#### [Given instruction]
Check each line of the listing for the string "annotation", count the lines that have it, and answer with that number only.

--- START ---

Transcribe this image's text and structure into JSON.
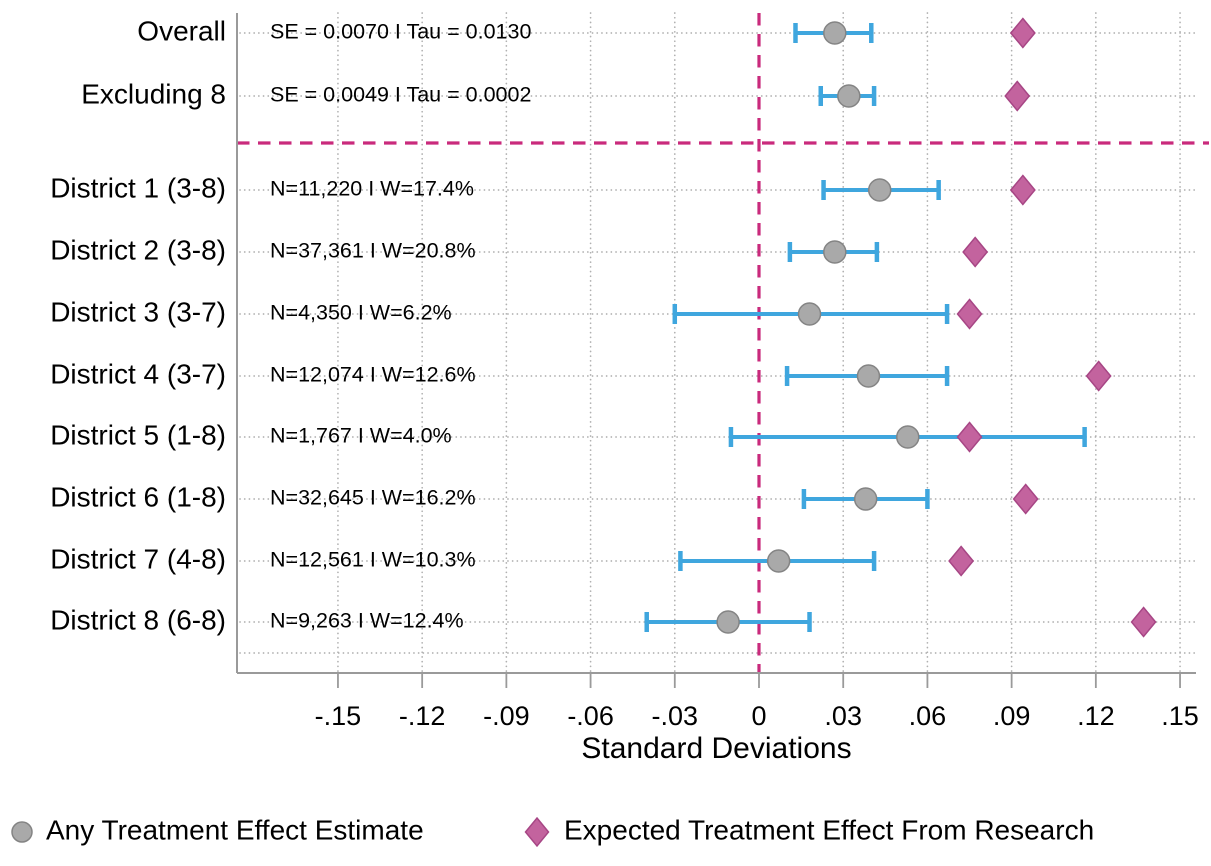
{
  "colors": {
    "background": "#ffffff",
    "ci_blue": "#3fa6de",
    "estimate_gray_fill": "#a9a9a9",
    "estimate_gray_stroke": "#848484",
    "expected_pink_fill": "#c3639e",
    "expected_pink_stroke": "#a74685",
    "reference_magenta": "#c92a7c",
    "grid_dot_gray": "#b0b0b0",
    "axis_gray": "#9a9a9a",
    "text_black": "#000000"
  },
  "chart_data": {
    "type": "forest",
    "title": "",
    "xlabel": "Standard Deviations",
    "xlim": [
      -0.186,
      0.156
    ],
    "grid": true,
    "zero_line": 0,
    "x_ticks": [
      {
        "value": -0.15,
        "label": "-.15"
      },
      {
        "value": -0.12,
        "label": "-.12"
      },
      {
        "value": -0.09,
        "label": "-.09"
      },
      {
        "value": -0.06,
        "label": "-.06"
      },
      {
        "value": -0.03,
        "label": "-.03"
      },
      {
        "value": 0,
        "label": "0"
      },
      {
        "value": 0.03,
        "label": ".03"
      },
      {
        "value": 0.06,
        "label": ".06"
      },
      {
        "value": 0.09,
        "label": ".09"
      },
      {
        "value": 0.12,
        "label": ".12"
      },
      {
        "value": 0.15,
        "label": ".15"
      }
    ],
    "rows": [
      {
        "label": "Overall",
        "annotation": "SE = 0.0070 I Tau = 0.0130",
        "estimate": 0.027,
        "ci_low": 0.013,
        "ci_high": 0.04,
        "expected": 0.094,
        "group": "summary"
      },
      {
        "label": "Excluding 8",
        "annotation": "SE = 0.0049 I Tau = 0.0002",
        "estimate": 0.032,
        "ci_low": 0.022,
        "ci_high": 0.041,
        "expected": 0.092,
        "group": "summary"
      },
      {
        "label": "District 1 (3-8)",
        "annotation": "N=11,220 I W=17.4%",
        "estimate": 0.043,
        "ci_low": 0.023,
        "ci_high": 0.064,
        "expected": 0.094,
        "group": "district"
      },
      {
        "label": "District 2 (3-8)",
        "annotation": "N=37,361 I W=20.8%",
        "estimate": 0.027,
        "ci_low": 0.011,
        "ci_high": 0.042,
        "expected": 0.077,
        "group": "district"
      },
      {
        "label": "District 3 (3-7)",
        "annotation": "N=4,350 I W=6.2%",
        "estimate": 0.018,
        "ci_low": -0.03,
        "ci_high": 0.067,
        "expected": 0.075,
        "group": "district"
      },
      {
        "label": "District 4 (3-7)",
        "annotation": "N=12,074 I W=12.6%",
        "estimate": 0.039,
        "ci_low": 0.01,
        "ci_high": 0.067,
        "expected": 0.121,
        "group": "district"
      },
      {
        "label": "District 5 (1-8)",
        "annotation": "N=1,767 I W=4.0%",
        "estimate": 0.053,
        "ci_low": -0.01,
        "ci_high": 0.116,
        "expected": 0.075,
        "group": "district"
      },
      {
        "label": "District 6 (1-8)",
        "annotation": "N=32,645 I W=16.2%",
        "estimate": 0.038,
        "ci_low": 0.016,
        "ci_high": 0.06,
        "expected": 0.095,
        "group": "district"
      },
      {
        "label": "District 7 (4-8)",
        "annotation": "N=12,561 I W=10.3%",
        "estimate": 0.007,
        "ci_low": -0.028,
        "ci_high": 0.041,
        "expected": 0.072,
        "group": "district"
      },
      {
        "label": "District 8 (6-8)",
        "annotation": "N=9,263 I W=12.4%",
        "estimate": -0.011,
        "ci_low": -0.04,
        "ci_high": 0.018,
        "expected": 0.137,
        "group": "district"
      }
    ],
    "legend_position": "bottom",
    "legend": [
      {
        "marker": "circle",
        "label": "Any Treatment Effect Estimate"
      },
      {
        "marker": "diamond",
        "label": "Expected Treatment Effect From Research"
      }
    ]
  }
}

--- END ---

#### [Exercise response]
10